Data entries -
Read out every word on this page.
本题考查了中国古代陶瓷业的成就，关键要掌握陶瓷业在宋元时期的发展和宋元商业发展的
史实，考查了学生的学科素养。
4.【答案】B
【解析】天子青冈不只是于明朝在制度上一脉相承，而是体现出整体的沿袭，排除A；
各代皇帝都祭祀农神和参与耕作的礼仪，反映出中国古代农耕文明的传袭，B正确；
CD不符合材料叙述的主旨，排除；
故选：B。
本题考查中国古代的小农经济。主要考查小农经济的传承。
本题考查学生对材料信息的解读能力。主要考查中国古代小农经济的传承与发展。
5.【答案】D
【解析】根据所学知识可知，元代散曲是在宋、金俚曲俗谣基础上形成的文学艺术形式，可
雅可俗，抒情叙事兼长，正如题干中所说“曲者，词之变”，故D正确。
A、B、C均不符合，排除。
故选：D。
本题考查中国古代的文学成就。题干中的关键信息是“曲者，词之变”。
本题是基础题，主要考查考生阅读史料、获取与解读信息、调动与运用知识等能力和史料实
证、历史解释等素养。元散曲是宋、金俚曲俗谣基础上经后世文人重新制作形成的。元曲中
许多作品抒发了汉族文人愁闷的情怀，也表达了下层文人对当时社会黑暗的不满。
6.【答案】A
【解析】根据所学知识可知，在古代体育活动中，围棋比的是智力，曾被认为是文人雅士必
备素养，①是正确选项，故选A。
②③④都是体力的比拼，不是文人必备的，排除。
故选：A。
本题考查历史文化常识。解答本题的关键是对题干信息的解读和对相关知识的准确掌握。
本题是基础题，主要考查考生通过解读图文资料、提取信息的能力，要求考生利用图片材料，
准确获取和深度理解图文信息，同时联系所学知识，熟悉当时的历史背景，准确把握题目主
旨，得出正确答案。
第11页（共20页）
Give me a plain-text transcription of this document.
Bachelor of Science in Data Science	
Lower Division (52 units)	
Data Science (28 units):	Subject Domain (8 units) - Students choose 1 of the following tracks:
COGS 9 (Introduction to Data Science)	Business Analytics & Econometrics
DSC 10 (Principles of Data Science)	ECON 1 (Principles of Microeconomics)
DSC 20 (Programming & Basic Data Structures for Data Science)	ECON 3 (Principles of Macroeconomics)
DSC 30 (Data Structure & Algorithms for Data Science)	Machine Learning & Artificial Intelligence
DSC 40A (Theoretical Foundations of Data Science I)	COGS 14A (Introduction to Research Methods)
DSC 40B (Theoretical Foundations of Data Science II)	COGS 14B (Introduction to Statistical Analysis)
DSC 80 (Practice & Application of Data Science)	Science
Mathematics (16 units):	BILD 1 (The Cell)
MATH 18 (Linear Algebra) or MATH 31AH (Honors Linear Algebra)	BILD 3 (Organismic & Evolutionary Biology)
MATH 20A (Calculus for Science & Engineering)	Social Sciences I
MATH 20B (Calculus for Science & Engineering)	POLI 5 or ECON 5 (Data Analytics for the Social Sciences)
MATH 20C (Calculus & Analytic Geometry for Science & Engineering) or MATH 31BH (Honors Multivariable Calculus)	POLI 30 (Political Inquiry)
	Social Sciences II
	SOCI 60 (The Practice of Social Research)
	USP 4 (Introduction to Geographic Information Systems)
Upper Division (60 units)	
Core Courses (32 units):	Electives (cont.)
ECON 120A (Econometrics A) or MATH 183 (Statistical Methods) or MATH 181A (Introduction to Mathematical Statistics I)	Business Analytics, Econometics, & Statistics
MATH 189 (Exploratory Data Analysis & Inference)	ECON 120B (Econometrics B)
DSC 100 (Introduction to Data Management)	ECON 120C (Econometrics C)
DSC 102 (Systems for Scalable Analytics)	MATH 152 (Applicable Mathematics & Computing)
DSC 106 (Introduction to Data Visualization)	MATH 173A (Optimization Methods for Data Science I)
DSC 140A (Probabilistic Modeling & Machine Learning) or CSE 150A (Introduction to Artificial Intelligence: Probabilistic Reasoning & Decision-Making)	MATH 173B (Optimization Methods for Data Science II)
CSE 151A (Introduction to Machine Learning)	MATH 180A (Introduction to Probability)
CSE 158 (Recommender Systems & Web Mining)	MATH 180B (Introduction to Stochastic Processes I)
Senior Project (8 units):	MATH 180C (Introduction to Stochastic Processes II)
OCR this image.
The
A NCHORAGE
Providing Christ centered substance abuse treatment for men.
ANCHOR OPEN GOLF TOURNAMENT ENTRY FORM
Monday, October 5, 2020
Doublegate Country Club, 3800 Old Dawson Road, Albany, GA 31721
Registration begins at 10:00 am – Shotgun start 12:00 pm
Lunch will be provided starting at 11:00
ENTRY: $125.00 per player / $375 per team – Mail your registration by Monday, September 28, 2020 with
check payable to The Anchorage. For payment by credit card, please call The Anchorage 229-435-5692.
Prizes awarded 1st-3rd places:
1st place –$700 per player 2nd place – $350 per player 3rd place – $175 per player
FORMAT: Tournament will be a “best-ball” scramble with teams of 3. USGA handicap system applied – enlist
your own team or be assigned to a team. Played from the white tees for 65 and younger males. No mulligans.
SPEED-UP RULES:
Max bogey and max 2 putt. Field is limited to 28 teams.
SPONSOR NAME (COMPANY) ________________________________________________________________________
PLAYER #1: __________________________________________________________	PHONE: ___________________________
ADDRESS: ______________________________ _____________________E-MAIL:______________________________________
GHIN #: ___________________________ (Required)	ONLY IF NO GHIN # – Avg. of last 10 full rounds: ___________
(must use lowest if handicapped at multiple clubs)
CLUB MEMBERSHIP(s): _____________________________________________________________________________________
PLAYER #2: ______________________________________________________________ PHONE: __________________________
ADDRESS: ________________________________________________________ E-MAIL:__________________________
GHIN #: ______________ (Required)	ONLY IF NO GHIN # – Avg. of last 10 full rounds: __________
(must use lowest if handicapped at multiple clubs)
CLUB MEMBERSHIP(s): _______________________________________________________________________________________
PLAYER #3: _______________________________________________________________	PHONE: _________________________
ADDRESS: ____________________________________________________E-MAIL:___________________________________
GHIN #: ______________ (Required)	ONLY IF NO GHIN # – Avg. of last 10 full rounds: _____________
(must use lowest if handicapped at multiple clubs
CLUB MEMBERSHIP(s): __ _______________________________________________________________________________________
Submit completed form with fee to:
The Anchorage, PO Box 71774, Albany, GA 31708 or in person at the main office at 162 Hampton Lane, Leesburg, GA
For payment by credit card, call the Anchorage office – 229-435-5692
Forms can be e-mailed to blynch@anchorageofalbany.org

What you will do -
Which lines hold the word "full"? Copy every one of them.

Response to the exercise -
GHIN #: ___________________________ (Required)	ONLY IF NO GHIN # – Avg. of last 10 full rounds: ___________
GHIN #: ______________ (Required)	ONLY IF NO GHIN # – Avg. of last 10 full rounds: __________
GHIN #: ______________ (Required)	ONLY IF NO GHIN # – Avg. of last 10 full rounds: _____________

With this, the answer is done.